• **Task directions**:
Below are some records; repeat them all exactly, minus the pictures.
--------------------
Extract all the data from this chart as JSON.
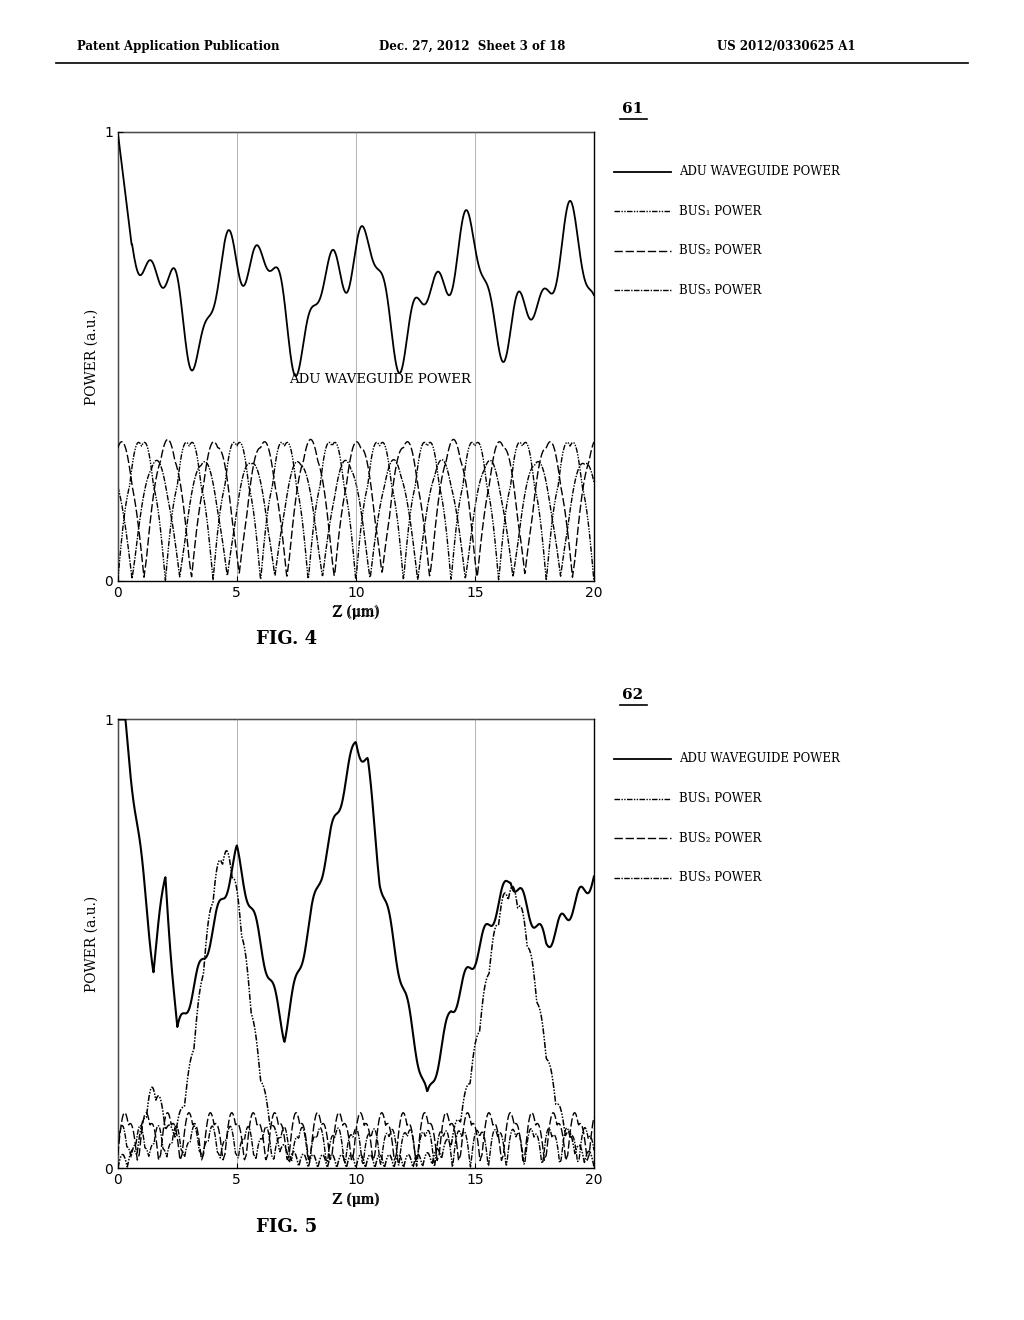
{
  "header_left": "Patent Application Publication",
  "header_mid": "Dec. 27, 2012  Sheet 3 of 18",
  "header_right": "US 2012/0330625 A1",
  "fig4_label": "61",
  "fig5_label": "62",
  "fig4_caption": "FIG. 4",
  "fig5_caption": "FIG. 5",
  "xlabel": "Z (μm)",
  "ylabel": "POWER (a.u.)",
  "xlim": [
    0,
    20
  ],
  "ylim": [
    0,
    1
  ],
  "xticks": [
    0,
    5,
    10,
    15,
    20
  ],
  "yticks": [
    0,
    1
  ],
  "legend_lines": [
    "ADU WAVEGUIDE POWER",
    "BUS₁ POWER",
    "BUS₂ POWER",
    "BUS₃ POWER"
  ],
  "annotation_fig4": "ADU WAVEGUIDE POWER",
  "background_color": "#ffffff"
}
--------------------
• **Task solution**:
Extract all the data from this chart as JSON.
{
  "header_left": "Patent Application Publication",
  "header_mid": "Dec. 27, 2012  Sheet 3 of 18",
  "header_right": "US 2012/0330625 A1",
  "fig4_label": "61",
  "fig5_label": "62",
  "fig4_caption": "FIG. 4",
  "fig5_caption": "FIG. 5",
  "xlabel": "Z (μm)",
  "ylabel": "POWER (a.u.)",
  "xlim": [
    0,
    20
  ],
  "ylim": [
    0,
    1
  ],
  "xticks": [
    0,
    5,
    10,
    15,
    20
  ],
  "yticks": [
    0,
    1
  ],
  "legend_lines": [
    "ADU WAVEGUIDE POWER",
    "BUS₁ POWER",
    "BUS₂ POWER",
    "BUS₃ POWER"
  ],
  "annotation_fig4": "ADU WAVEGUIDE POWER",
  "background_color": "#ffffff"
}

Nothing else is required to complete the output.